Dataset items
════════════════════

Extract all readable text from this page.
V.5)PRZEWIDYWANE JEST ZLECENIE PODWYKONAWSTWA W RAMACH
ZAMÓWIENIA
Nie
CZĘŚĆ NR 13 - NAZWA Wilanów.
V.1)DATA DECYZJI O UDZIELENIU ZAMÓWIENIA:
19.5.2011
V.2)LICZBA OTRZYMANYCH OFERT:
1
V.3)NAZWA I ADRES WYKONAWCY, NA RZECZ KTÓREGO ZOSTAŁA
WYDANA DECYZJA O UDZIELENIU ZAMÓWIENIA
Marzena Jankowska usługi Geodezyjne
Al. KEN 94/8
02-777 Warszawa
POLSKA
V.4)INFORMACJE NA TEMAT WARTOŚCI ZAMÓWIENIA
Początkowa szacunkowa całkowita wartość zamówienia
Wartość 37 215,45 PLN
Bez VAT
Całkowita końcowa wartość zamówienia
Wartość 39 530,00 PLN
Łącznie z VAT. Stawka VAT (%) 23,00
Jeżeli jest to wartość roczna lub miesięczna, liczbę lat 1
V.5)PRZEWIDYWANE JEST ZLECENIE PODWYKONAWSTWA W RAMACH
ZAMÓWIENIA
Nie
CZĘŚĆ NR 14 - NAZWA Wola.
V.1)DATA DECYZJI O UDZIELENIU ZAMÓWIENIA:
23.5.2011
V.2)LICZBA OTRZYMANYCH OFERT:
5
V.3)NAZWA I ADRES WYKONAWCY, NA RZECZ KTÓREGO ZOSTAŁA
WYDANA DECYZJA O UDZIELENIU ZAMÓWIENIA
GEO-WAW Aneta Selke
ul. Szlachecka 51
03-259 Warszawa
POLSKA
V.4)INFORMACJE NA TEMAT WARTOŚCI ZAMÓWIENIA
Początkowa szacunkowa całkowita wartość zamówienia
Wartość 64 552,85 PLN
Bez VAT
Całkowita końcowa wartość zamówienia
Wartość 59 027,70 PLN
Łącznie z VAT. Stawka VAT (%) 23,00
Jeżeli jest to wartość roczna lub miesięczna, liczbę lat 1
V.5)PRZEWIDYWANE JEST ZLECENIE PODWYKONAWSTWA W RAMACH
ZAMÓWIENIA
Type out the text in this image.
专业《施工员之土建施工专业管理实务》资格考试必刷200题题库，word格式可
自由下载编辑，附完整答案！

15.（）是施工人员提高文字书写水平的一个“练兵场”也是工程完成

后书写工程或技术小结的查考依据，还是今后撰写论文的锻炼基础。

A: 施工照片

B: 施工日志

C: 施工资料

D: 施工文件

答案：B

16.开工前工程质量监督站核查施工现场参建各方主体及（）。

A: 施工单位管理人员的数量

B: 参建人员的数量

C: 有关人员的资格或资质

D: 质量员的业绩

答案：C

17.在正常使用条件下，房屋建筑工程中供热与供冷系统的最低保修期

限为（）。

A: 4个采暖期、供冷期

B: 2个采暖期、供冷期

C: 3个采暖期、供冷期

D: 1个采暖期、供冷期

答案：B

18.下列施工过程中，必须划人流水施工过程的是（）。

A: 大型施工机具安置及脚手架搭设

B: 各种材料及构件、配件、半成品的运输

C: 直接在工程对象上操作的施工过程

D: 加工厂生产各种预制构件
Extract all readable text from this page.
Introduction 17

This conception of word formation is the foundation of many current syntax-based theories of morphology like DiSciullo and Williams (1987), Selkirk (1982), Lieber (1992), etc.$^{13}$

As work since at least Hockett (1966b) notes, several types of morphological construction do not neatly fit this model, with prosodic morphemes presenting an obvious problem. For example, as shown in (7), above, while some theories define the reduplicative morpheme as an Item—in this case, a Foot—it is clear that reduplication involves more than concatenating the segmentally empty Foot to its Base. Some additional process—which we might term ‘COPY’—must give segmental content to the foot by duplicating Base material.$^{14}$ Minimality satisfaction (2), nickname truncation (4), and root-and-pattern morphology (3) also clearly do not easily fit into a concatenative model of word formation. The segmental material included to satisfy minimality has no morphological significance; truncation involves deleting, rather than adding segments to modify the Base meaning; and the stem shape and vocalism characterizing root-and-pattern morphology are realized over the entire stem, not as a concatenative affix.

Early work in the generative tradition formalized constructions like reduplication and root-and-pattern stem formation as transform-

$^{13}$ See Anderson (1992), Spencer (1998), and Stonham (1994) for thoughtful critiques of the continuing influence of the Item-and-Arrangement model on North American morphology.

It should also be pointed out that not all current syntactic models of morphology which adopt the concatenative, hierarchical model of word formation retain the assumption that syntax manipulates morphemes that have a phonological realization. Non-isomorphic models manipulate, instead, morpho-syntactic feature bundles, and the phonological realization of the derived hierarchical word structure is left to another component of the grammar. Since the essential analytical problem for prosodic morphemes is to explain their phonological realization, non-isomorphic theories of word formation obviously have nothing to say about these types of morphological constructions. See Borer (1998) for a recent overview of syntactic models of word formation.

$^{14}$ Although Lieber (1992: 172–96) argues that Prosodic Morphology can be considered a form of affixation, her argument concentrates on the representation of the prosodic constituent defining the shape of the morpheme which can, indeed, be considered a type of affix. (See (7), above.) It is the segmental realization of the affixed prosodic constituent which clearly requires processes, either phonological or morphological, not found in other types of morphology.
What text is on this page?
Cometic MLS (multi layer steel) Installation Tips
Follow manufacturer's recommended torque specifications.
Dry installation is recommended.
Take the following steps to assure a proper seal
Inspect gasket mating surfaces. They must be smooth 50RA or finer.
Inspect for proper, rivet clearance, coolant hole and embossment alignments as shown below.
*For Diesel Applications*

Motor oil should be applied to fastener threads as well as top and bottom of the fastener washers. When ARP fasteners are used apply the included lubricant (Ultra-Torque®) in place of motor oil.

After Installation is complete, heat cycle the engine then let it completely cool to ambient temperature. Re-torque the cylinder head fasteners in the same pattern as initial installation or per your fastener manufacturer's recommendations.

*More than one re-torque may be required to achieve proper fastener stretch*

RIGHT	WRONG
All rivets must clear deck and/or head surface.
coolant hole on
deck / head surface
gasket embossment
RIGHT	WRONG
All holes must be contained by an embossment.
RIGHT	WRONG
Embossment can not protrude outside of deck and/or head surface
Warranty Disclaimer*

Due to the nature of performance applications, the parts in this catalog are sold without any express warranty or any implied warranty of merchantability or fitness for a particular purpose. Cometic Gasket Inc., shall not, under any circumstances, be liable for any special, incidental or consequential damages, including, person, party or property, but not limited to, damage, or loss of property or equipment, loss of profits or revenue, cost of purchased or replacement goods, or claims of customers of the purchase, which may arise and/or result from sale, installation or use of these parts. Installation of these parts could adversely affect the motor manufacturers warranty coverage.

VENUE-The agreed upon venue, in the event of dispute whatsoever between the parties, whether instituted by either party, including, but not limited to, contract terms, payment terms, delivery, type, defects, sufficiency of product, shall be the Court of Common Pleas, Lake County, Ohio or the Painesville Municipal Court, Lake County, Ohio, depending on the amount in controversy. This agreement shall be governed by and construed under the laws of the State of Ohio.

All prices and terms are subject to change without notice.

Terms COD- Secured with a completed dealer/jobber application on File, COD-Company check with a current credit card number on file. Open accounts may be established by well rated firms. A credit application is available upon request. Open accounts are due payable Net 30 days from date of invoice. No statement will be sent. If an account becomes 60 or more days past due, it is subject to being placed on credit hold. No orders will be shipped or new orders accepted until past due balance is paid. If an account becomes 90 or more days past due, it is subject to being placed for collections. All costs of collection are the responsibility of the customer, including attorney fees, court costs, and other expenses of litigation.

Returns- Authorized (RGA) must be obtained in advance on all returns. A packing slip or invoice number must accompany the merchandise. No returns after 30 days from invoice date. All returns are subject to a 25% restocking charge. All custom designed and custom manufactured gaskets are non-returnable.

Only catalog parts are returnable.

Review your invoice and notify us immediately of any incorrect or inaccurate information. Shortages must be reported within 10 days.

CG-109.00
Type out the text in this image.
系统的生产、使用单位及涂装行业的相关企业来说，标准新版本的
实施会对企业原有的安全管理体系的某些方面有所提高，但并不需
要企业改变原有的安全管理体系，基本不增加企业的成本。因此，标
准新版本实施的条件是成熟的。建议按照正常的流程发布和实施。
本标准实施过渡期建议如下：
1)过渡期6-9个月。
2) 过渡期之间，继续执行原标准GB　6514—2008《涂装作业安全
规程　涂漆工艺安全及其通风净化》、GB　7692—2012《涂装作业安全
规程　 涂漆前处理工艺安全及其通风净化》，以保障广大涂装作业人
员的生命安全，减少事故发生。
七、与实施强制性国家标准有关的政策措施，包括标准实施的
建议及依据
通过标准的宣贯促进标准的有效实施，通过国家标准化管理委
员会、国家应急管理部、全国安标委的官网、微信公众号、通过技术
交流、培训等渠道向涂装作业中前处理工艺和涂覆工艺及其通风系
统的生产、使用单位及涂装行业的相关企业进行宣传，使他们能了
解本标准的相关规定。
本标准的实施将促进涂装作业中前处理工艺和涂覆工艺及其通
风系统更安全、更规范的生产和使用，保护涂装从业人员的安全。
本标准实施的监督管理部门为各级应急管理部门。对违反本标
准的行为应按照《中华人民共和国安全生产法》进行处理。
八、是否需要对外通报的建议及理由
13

════════════════════

**SHORT PROBLEM:** Search the listing for the string "涂装作业安全". Copy each line where it turns up.

**TASK RESPONSE:**
2) 过渡期之间，继续执行原标准GB　6514—2008《涂装作业安全
规程　涂漆工艺安全及其通风净化》、GB　7692—2012《涂装作业安全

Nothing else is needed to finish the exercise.